▶ WHAT NEEDS TO BE DONE
Locate every line in the records below that holds the word "image" and return each one.

※ ※ ※

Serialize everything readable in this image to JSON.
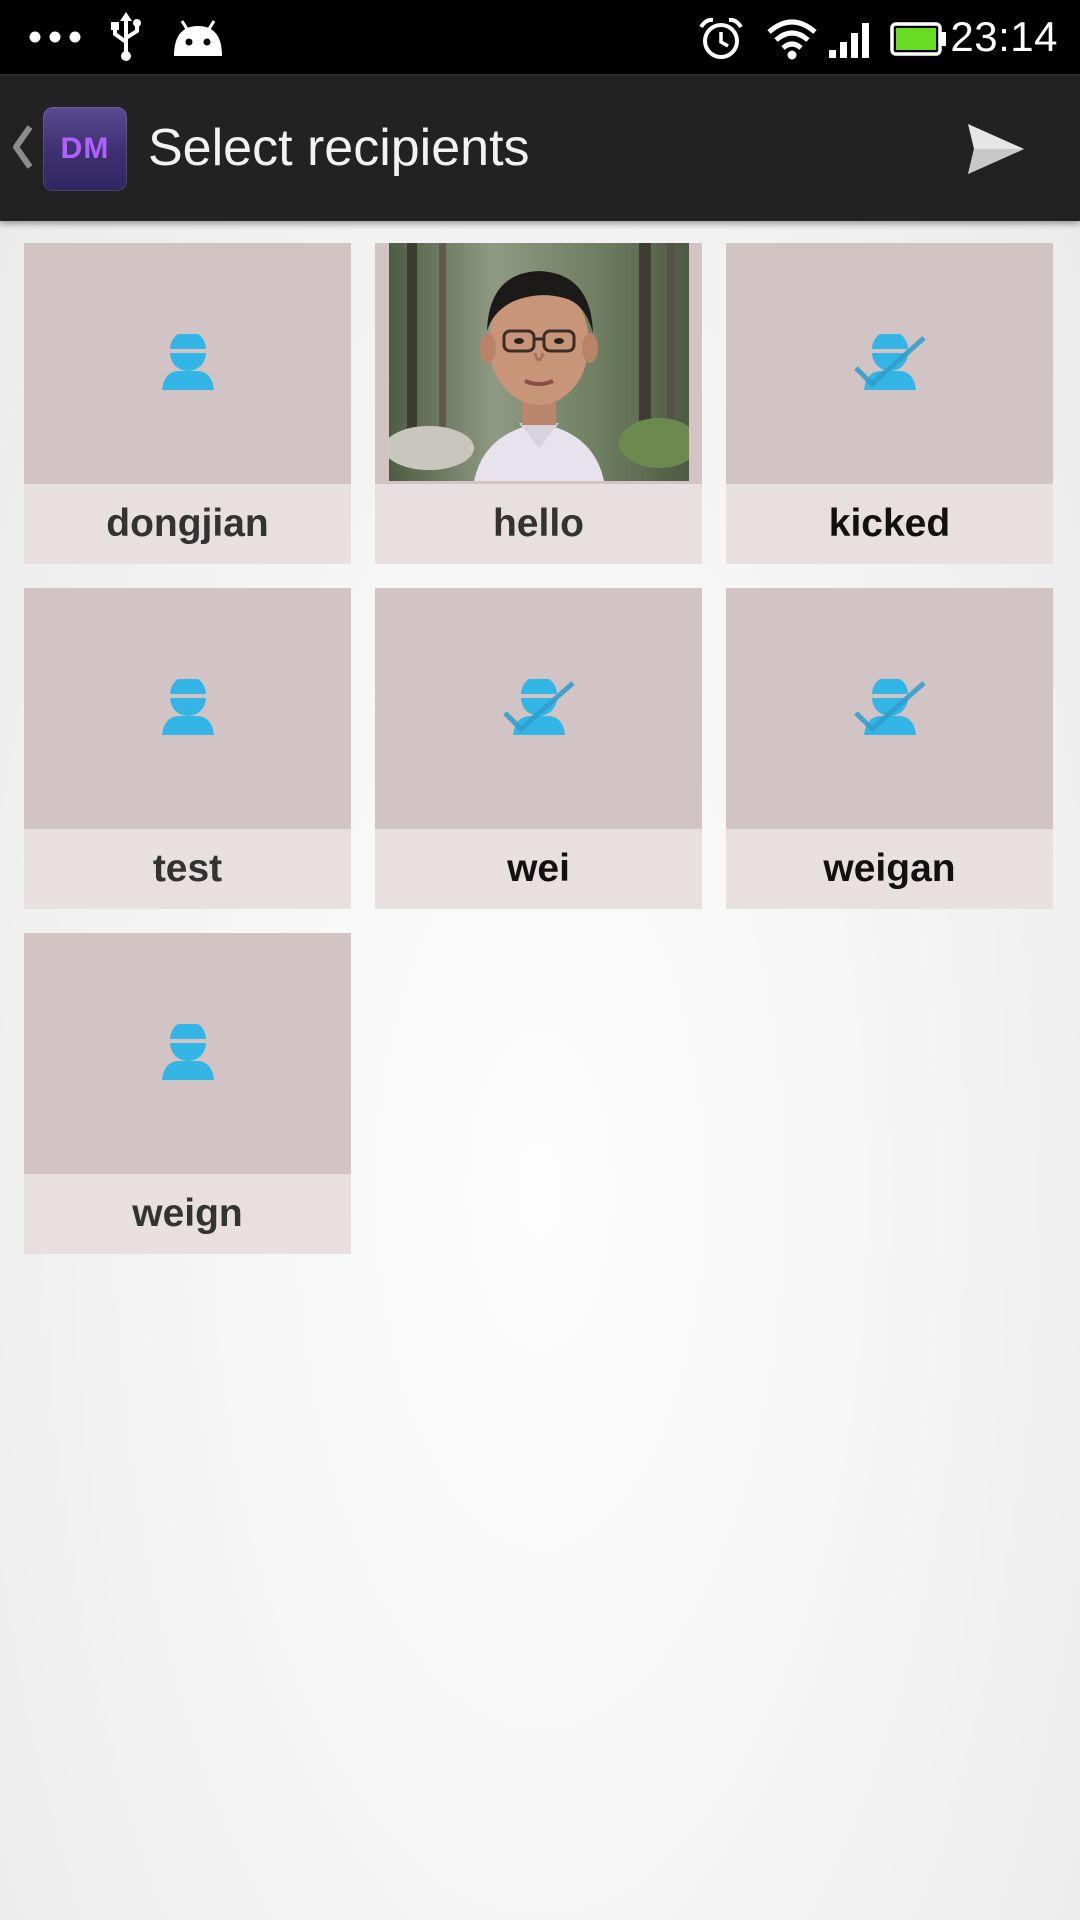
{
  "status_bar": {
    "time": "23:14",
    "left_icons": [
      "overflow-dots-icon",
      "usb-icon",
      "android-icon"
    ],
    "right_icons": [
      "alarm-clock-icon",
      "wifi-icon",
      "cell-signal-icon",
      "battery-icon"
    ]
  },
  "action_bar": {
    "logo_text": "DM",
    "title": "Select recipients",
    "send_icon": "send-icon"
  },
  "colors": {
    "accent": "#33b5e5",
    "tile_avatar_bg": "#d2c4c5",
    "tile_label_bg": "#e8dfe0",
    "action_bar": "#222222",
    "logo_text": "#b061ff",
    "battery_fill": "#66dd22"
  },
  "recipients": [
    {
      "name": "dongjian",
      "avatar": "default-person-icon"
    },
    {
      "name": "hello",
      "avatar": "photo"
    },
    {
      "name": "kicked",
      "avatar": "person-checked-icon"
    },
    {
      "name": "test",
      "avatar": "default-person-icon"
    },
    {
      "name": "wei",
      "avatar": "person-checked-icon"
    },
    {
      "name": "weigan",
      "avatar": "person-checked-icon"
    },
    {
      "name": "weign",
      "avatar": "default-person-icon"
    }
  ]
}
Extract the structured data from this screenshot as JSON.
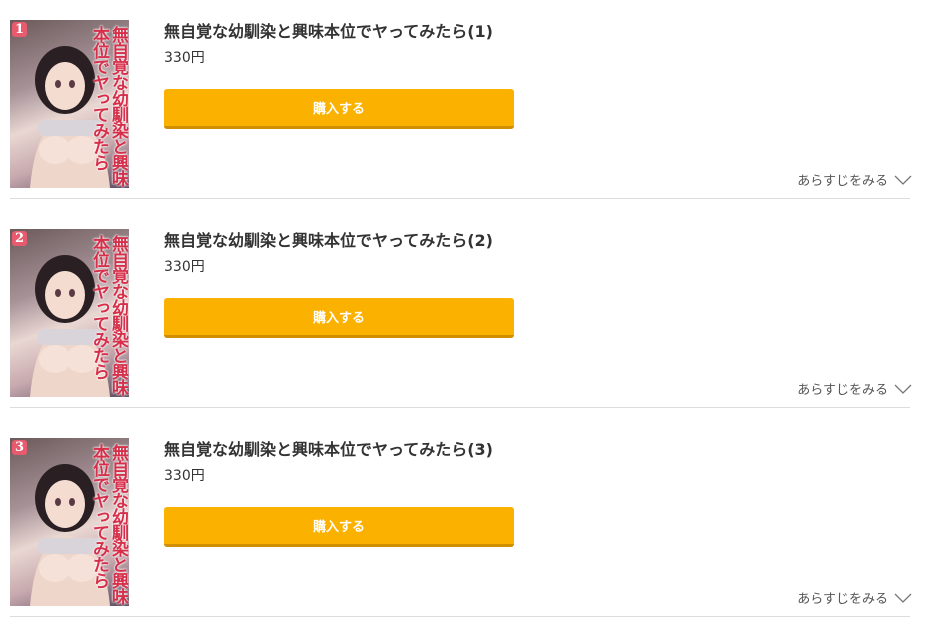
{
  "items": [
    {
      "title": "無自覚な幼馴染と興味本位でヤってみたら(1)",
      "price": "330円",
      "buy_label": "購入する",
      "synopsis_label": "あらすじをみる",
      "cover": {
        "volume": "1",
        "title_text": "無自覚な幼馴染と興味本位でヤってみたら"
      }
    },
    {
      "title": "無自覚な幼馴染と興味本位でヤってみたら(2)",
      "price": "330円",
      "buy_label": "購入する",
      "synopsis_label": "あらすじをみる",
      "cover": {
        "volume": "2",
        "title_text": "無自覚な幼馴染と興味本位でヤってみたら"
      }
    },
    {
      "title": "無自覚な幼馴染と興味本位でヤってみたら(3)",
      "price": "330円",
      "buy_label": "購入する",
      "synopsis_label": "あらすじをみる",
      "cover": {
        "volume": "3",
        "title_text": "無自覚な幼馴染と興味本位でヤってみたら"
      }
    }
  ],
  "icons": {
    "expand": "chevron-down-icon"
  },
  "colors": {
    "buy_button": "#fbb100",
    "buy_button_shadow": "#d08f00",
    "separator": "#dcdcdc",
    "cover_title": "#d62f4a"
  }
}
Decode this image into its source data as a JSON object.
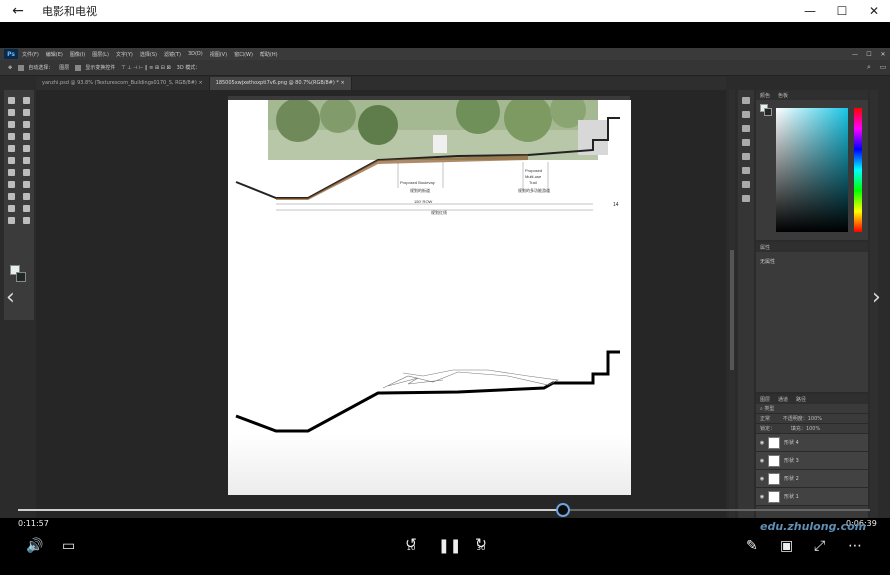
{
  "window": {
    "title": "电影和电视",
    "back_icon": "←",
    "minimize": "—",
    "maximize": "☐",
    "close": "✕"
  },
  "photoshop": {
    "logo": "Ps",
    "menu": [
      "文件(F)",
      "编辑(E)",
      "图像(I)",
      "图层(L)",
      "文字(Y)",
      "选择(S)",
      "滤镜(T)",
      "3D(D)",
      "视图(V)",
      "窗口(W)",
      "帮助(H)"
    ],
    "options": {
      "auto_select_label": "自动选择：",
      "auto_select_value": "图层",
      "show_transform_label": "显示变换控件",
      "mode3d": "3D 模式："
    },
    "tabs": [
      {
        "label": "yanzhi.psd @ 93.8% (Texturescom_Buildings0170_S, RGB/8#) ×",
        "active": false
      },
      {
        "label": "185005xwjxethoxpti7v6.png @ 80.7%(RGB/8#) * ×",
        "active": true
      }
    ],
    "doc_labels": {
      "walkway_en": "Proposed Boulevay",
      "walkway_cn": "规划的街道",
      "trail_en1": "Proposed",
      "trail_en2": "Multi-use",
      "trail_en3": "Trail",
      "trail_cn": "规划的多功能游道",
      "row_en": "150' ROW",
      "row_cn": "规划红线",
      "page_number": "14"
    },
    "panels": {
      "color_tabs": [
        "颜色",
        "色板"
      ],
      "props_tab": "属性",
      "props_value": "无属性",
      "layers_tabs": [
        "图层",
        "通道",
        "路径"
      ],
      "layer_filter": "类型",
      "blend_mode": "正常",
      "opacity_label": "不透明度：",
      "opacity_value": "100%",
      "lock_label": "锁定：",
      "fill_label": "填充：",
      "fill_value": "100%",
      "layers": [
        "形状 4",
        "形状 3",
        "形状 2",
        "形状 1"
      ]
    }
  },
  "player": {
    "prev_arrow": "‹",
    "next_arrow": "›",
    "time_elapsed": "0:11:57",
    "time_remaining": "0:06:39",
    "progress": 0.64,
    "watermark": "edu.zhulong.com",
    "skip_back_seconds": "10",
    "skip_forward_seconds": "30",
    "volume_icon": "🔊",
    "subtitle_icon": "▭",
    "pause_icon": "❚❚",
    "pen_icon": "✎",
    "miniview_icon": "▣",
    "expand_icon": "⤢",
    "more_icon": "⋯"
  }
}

※ ※ ※

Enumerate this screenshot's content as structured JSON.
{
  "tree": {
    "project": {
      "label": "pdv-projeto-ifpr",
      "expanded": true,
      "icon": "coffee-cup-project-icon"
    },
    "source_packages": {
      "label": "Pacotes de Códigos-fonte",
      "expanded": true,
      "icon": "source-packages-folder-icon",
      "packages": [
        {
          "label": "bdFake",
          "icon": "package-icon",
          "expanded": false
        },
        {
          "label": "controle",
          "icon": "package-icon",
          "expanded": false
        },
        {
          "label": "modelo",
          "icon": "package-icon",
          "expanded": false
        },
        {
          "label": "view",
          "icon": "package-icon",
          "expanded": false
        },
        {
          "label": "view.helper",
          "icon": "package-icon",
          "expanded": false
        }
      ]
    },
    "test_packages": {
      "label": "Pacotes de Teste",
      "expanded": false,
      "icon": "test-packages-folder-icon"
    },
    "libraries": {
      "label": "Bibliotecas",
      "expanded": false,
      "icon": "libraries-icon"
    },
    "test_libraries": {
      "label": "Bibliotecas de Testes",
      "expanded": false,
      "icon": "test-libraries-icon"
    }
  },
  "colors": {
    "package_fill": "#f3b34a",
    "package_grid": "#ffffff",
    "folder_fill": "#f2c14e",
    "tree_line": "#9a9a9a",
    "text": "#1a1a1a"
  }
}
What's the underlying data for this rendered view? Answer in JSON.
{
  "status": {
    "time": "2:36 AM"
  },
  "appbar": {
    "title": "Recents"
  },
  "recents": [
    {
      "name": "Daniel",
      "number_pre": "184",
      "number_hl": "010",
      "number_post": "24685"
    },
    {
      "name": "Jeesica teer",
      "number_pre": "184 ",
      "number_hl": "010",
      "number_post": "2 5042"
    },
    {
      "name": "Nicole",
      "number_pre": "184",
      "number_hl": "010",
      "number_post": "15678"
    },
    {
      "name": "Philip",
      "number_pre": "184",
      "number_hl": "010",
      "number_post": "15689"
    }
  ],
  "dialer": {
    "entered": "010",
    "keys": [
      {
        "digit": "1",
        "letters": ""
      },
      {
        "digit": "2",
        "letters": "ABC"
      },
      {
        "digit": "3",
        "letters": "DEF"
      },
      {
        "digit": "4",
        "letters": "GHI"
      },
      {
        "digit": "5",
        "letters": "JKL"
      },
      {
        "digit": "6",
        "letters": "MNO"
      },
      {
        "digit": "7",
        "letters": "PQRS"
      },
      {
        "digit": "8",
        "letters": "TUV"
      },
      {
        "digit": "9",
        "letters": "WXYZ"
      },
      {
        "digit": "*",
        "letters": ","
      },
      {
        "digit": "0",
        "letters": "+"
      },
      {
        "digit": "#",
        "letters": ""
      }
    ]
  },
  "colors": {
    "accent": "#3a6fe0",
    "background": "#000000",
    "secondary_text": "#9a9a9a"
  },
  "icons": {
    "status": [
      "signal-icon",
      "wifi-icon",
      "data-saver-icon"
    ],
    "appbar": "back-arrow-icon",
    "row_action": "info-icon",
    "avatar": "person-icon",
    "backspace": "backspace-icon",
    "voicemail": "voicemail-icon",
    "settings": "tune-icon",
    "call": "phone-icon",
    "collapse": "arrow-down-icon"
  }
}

※ ※ ※

▶ ANSWER TO THE TASK
Serialize everything readable in this image to JSON.
Decode this image into its source data as a JSON object.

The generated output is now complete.